* [Problem description]:
Of the lines in the records that follow, how many include the word "Ibis"? Answer with a bare number.

* START The records *

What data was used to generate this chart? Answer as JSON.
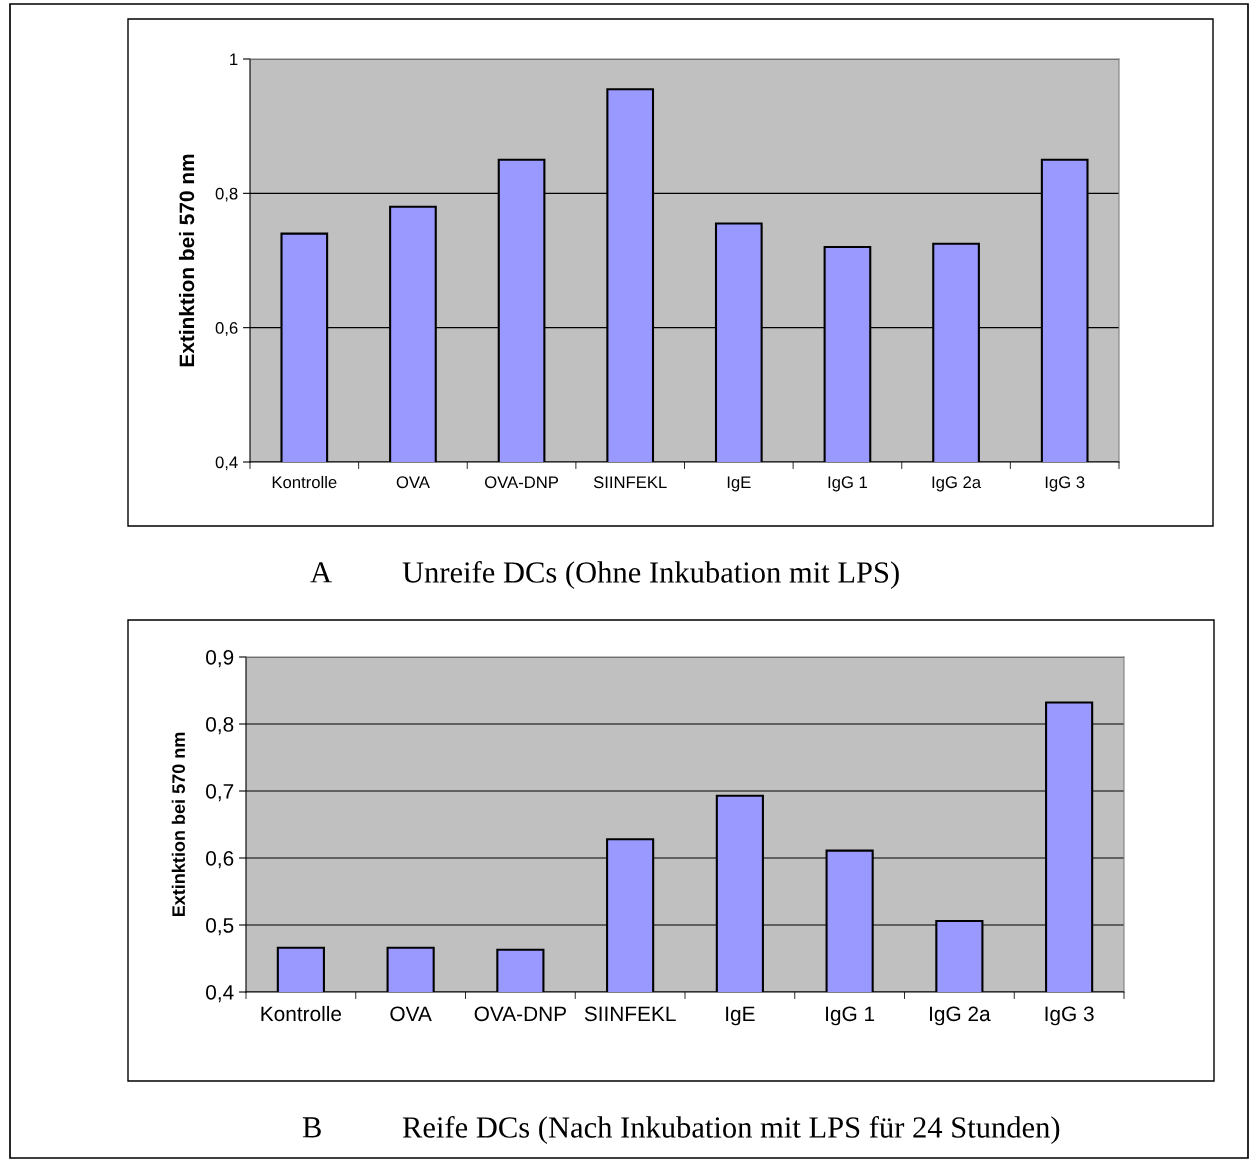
{
  "chart_data": [
    {
      "type": "bar",
      "categories": [
        "Kontrolle",
        "OVA",
        "OVA-DNP",
        "SIINFEKL",
        "IgE",
        "IgG 1",
        "IgG 2a",
        "IgG 3"
      ],
      "values": [
        0.74,
        0.78,
        0.85,
        0.955,
        0.755,
        0.72,
        0.725,
        0.85
      ],
      "color": "#9999ff",
      "ylabel": "Extinktion bei 570 nm",
      "ylim": [
        0.4,
        1.0
      ],
      "yticks": [
        {
          "value": 0.4,
          "label": "0,4"
        },
        {
          "value": 0.6,
          "label": "0,6"
        },
        {
          "value": 0.8,
          "label": "0,8"
        },
        {
          "value": 1.0,
          "label": "1"
        }
      ],
      "grid": "y",
      "annotations": [
        "A",
        "Unreife DCs (Ohne Inkubation mit LPS)"
      ]
    },
    {
      "type": "bar",
      "categories": [
        "Kontrolle",
        "OVA",
        "OVA-DNP",
        "SIINFEKL",
        "IgE",
        "IgG 1",
        "IgG 2a",
        "IgG 3"
      ],
      "values": [
        0.466,
        0.466,
        0.463,
        0.628,
        0.693,
        0.611,
        0.506,
        0.832
      ],
      "color": "#9999ff",
      "ylabel": "Extinktion bei 570 nm",
      "ylim": [
        0.4,
        0.9
      ],
      "yticks": [
        {
          "value": 0.4,
          "label": "0,4"
        },
        {
          "value": 0.5,
          "label": "0,5"
        },
        {
          "value": 0.6,
          "label": "0,6"
        },
        {
          "value": 0.7,
          "label": "0,7"
        },
        {
          "value": 0.8,
          "label": "0,8"
        },
        {
          "value": 0.9,
          "label": "0,9"
        }
      ],
      "grid": "y",
      "annotations": [
        "B",
        "Reife DCs (Nach Inkubation mit LPS für 24 Stunden)"
      ]
    }
  ]
}
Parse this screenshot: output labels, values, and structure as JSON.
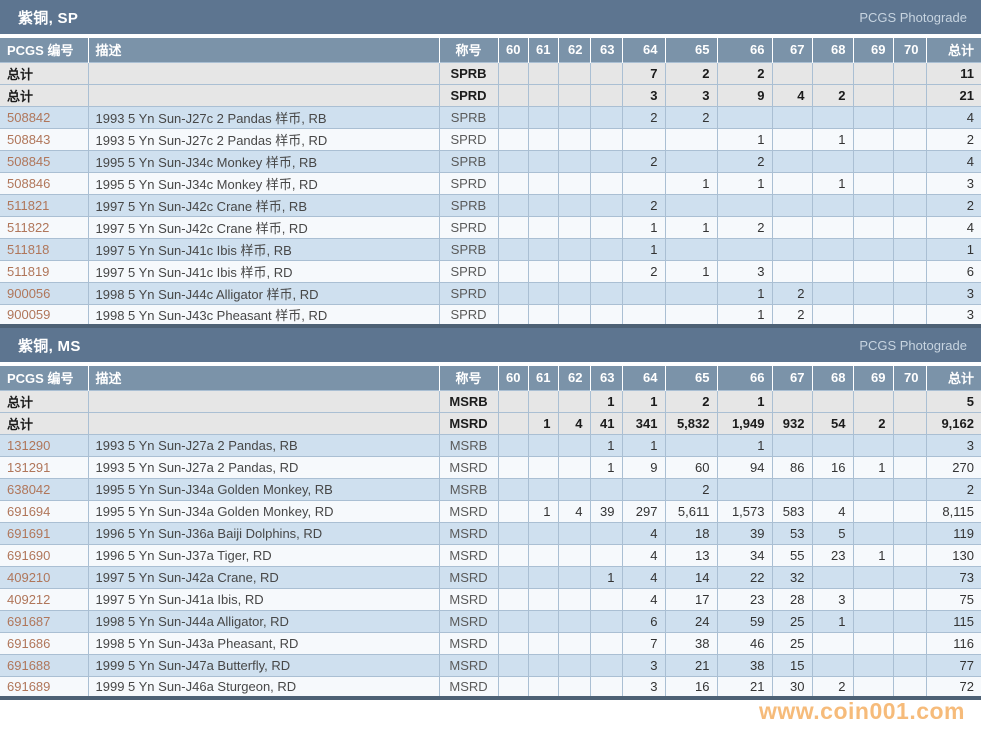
{
  "labels": {
    "photograde": "PCGS Photograde",
    "col_pcgs": "PCGS 编号",
    "col_desc": "描述",
    "col_designation": "称号",
    "col_total": "总计",
    "total_row": "总计"
  },
  "grade_columns": [
    "60",
    "61",
    "62",
    "63",
    "64",
    "65",
    "66",
    "67",
    "68",
    "69",
    "70"
  ],
  "watermark": {
    "text": "www.coin001.com",
    "color": "#f0922e"
  },
  "colors": {
    "band": "#5d7590",
    "header_row": "#7b93a9",
    "row_blue": "#cfe0ef",
    "row_white": "#f6f9fc",
    "total_row": "#e6e6e6",
    "cell_border": "#aabfd3",
    "link": "#b0765a",
    "bottom_bar": "#4d6175"
  },
  "sections": [
    {
      "title": "紫铜, SP",
      "totals": [
        {
          "designation": "SPRB",
          "counts": [
            "",
            "",
            "",
            "",
            "7",
            "2",
            "2",
            "",
            "",
            "",
            ""
          ],
          "total": "11"
        },
        {
          "designation": "SPRD",
          "counts": [
            "",
            "",
            "",
            "",
            "3",
            "3",
            "9",
            "4",
            "2",
            "",
            ""
          ],
          "total": "21"
        }
      ],
      "rows": [
        {
          "pcgs": "508842",
          "desc": "1993 5 Yn Sun-J27c 2 Pandas 样币, RB",
          "designation": "SPRB",
          "counts": [
            "",
            "",
            "",
            "",
            "2",
            "2",
            "",
            "",
            "",
            "",
            ""
          ],
          "total": "4"
        },
        {
          "pcgs": "508843",
          "desc": "1993 5 Yn Sun-J27c 2 Pandas 样币, RD",
          "designation": "SPRD",
          "counts": [
            "",
            "",
            "",
            "",
            "",
            "",
            "1",
            "",
            "1",
            "",
            ""
          ],
          "total": "2"
        },
        {
          "pcgs": "508845",
          "desc": "1995 5 Yn Sun-J34c Monkey 样币, RB",
          "designation": "SPRB",
          "counts": [
            "",
            "",
            "",
            "",
            "2",
            "",
            "2",
            "",
            "",
            "",
            ""
          ],
          "total": "4"
        },
        {
          "pcgs": "508846",
          "desc": "1995 5 Yn Sun-J34c Monkey 样币, RD",
          "designation": "SPRD",
          "counts": [
            "",
            "",
            "",
            "",
            "",
            "1",
            "1",
            "",
            "1",
            "",
            ""
          ],
          "total": "3"
        },
        {
          "pcgs": "511821",
          "desc": "1997 5 Yn Sun-J42c Crane 样币, RB",
          "designation": "SPRB",
          "counts": [
            "",
            "",
            "",
            "",
            "2",
            "",
            "",
            "",
            "",
            "",
            ""
          ],
          "total": "2"
        },
        {
          "pcgs": "511822",
          "desc": "1997 5 Yn Sun-J42c Crane 样币, RD",
          "designation": "SPRD",
          "counts": [
            "",
            "",
            "",
            "",
            "1",
            "1",
            "2",
            "",
            "",
            "",
            ""
          ],
          "total": "4"
        },
        {
          "pcgs": "511818",
          "desc": "1997 5 Yn Sun-J41c Ibis 样币, RB",
          "designation": "SPRB",
          "counts": [
            "",
            "",
            "",
            "",
            "1",
            "",
            "",
            "",
            "",
            "",
            ""
          ],
          "total": "1"
        },
        {
          "pcgs": "511819",
          "desc": "1997 5 Yn Sun-J41c Ibis 样币, RD",
          "designation": "SPRD",
          "counts": [
            "",
            "",
            "",
            "",
            "2",
            "1",
            "3",
            "",
            "",
            "",
            ""
          ],
          "total": "6"
        },
        {
          "pcgs": "900056",
          "desc": "1998 5 Yn Sun-J44c Alligator 样币, RD",
          "designation": "SPRD",
          "counts": [
            "",
            "",
            "",
            "",
            "",
            "",
            "1",
            "2",
            "",
            "",
            ""
          ],
          "total": "3"
        },
        {
          "pcgs": "900059",
          "desc": "1998 5 Yn Sun-J43c Pheasant 样币, RD",
          "designation": "SPRD",
          "counts": [
            "",
            "",
            "",
            "",
            "",
            "",
            "1",
            "2",
            "",
            "",
            ""
          ],
          "total": "3"
        }
      ]
    },
    {
      "title": "紫铜, MS",
      "totals": [
        {
          "designation": "MSRB",
          "counts": [
            "",
            "",
            "",
            "1",
            "1",
            "2",
            "1",
            "",
            "",
            "",
            ""
          ],
          "total": "5"
        },
        {
          "designation": "MSRD",
          "counts": [
            "",
            "1",
            "4",
            "41",
            "341",
            "5,832",
            "1,949",
            "932",
            "54",
            "2",
            ""
          ],
          "total": "9,162"
        }
      ],
      "rows": [
        {
          "pcgs": "131290",
          "desc": "1993 5 Yn Sun-J27a 2 Pandas, RB",
          "designation": "MSRB",
          "counts": [
            "",
            "",
            "",
            "1",
            "1",
            "",
            "1",
            "",
            "",
            "",
            ""
          ],
          "total": "3"
        },
        {
          "pcgs": "131291",
          "desc": "1993 5 Yn Sun-J27a 2 Pandas, RD",
          "designation": "MSRD",
          "counts": [
            "",
            "",
            "",
            "1",
            "9",
            "60",
            "94",
            "86",
            "16",
            "1",
            ""
          ],
          "total": "270"
        },
        {
          "pcgs": "638042",
          "desc": "1995 5 Yn Sun-J34a Golden Monkey, RB",
          "designation": "MSRB",
          "counts": [
            "",
            "",
            "",
            "",
            "",
            "2",
            "",
            "",
            "",
            "",
            ""
          ],
          "total": "2"
        },
        {
          "pcgs": "691694",
          "desc": "1995 5 Yn Sun-J34a Golden Monkey, RD",
          "designation": "MSRD",
          "counts": [
            "",
            "1",
            "4",
            "39",
            "297",
            "5,611",
            "1,573",
            "583",
            "4",
            "",
            ""
          ],
          "total": "8,115"
        },
        {
          "pcgs": "691691",
          "desc": "1996 5 Yn Sun-J36a Baiji Dolphins, RD",
          "designation": "MSRD",
          "counts": [
            "",
            "",
            "",
            "",
            "4",
            "18",
            "39",
            "53",
            "5",
            "",
            ""
          ],
          "total": "119"
        },
        {
          "pcgs": "691690",
          "desc": "1996 5 Yn Sun-J37a Tiger, RD",
          "designation": "MSRD",
          "counts": [
            "",
            "",
            "",
            "",
            "4",
            "13",
            "34",
            "55",
            "23",
            "1",
            ""
          ],
          "total": "130"
        },
        {
          "pcgs": "409210",
          "desc": "1997 5 Yn Sun-J42a Crane, RD",
          "designation": "MSRD",
          "counts": [
            "",
            "",
            "",
            "1",
            "4",
            "14",
            "22",
            "32",
            "",
            "",
            ""
          ],
          "total": "73"
        },
        {
          "pcgs": "409212",
          "desc": "1997 5 Yn Sun-J41a Ibis, RD",
          "designation": "MSRD",
          "counts": [
            "",
            "",
            "",
            "",
            "4",
            "17",
            "23",
            "28",
            "3",
            "",
            ""
          ],
          "total": "75"
        },
        {
          "pcgs": "691687",
          "desc": "1998 5 Yn Sun-J44a Alligator, RD",
          "designation": "MSRD",
          "counts": [
            "",
            "",
            "",
            "",
            "6",
            "24",
            "59",
            "25",
            "1",
            "",
            ""
          ],
          "total": "115"
        },
        {
          "pcgs": "691686",
          "desc": "1998 5 Yn Sun-J43a Pheasant, RD",
          "designation": "MSRD",
          "counts": [
            "",
            "",
            "",
            "",
            "7",
            "38",
            "46",
            "25",
            "",
            "",
            ""
          ],
          "total": "116"
        },
        {
          "pcgs": "691688",
          "desc": "1999 5 Yn Sun-J47a Butterfly, RD",
          "designation": "MSRD",
          "counts": [
            "",
            "",
            "",
            "",
            "3",
            "21",
            "38",
            "15",
            "",
            "",
            ""
          ],
          "total": "77"
        },
        {
          "pcgs": "691689",
          "desc": "1999 5 Yn Sun-J46a Sturgeon, RD",
          "designation": "MSRD",
          "counts": [
            "",
            "",
            "",
            "",
            "3",
            "16",
            "21",
            "30",
            "2",
            "",
            ""
          ],
          "total": "72"
        }
      ]
    }
  ]
}
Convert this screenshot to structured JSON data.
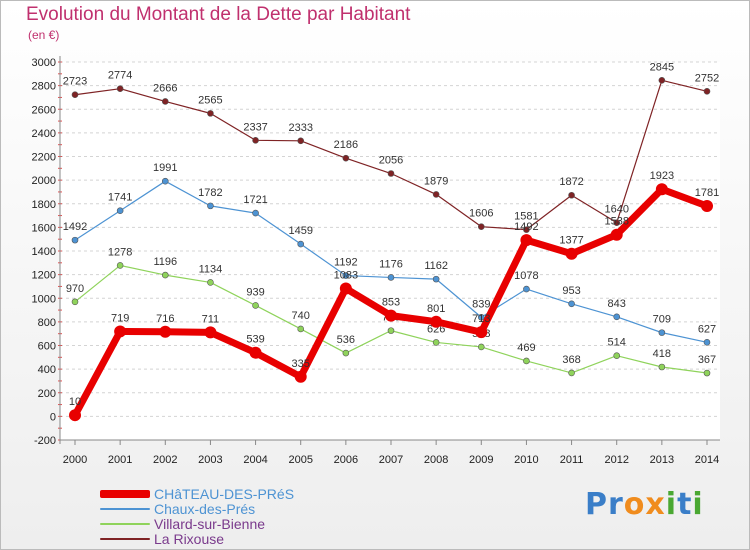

* END The records *

* [Written solution]:
3